Task objective:
Copy out each line below exactly as it appears.

Material:
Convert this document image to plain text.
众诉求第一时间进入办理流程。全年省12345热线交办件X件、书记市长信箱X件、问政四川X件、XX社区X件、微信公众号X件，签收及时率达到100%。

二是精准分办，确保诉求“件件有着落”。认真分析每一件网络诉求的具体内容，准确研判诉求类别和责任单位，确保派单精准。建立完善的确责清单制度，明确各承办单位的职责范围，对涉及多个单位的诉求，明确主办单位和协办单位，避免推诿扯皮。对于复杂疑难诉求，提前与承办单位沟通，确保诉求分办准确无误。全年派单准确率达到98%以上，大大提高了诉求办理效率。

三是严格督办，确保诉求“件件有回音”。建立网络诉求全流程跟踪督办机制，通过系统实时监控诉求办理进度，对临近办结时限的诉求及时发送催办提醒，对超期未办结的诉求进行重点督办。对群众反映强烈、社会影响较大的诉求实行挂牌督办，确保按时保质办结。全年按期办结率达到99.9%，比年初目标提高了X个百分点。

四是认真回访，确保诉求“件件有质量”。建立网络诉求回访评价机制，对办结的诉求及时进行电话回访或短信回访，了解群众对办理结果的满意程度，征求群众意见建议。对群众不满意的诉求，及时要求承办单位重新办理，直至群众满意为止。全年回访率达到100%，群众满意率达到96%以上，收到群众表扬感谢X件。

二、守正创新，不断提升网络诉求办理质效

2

Exercise response:
Convert this document image to plain text.
众诉求第一时间进入办理流程。全年省12345热线交办件X件、书记市长信箱X件、问政四川X件、XX社区X件、微信公众号X件，签收及时率达到100%。

二是精准分办，确保诉求“件件有着落”。认真分析每一件网络诉求的具体内容，准确研判诉求类别和责任单位，确保派单精准。建立完善的确责清单制度，明确各承办单位的职责范围，对涉及多个单位的诉求，明确主办单位和协办单位，避免推诿扯皮。对于复杂疑难诉求，提前与承办单位沟通，确保诉求分办准确无误。全年派单准确率达到98%以上，大大提高了诉求办理效率。

三是严格督办，确保诉求“件件有回音”。建立网络诉求全流程跟踪督办机制，通过系统实时监控诉求办理进度，对临近办结时限的诉求及时发送催办提醒，对超期未办结的诉求进行重点督办。对群众反映强烈、社会影响较大的诉求实行挂牌督办，确保按时保质办结。全年按期办结率达到99.9%，比年初目标提高了X个百分点。

四是认真回访，确保诉求“件件有质量”。建立网络诉求回访评价机制，对办结的诉求及时进行电话回访或短信回访，了解群众对办理结果的满意程度，征求群众意见建议。对群众不满意的诉求，及时要求承办单位重新办理，直至群众满意为止。全年回访率达到100%，群众满意率达到96%以上，收到群众表扬感谢X件。

二、守正创新，不断提升网络诉求办理质效

2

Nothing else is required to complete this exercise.